# What to work on
Track down the lines that contain "坚决做到" and copy them.

# Supplied information
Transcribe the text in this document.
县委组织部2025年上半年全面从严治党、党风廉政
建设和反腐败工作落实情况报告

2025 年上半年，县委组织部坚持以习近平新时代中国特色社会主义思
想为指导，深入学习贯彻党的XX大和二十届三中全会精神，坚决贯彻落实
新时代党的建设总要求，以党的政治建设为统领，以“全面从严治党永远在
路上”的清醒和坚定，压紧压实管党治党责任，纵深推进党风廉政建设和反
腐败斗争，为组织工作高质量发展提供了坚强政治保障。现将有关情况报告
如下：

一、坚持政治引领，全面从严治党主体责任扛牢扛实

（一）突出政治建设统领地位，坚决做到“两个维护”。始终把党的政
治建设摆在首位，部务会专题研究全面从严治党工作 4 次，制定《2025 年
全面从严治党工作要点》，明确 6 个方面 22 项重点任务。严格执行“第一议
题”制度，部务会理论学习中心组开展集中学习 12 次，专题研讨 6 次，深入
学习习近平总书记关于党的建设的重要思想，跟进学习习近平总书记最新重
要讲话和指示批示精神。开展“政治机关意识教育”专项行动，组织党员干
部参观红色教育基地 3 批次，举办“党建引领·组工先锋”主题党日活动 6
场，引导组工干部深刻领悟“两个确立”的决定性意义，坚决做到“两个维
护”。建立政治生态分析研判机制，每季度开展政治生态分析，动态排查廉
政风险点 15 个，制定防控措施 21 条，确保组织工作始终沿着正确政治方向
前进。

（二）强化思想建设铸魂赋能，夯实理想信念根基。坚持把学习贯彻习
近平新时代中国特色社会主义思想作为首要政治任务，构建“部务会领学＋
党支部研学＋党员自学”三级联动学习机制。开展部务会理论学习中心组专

# Full solution
（一）突出政治建设统领地位，坚决做到“两个维护”。始终把党的政
场，引导组工干部深刻领悟“两个确立”的决定性意义，坚决做到“两个维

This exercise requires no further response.